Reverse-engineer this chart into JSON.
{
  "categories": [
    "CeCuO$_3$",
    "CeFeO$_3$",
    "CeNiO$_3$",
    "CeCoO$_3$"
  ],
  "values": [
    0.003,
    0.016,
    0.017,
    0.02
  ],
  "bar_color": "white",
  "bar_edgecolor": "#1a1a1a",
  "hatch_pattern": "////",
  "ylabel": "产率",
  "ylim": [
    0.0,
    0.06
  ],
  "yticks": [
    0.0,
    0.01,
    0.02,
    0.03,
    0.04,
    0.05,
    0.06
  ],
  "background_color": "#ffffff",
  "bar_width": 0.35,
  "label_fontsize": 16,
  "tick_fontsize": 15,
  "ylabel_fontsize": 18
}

☆ ☆ ☆ ☆ ☆

- Challenge
Type out the whole listing above again, exactly as it stands.

- Exercise response
Reverse-engineer this chart into JSON.
{
  "categories": [
    "CeCuO$_3$",
    "CeFeO$_3$",
    "CeNiO$_3$",
    "CeCoO$_3$"
  ],
  "values": [
    0.003,
    0.016,
    0.017,
    0.02
  ],
  "bar_color": "white",
  "bar_edgecolor": "#1a1a1a",
  "hatch_pattern": "////",
  "ylabel": "产率",
  "ylim": [
    0.0,
    0.06
  ],
  "yticks": [
    0.0,
    0.01,
    0.02,
    0.03,
    0.04,
    0.05,
    0.06
  ],
  "background_color": "#ffffff",
  "bar_width": 0.35,
  "label_fontsize": 16,
  "tick_fontsize": 15,
  "ylabel_fontsize": 18
}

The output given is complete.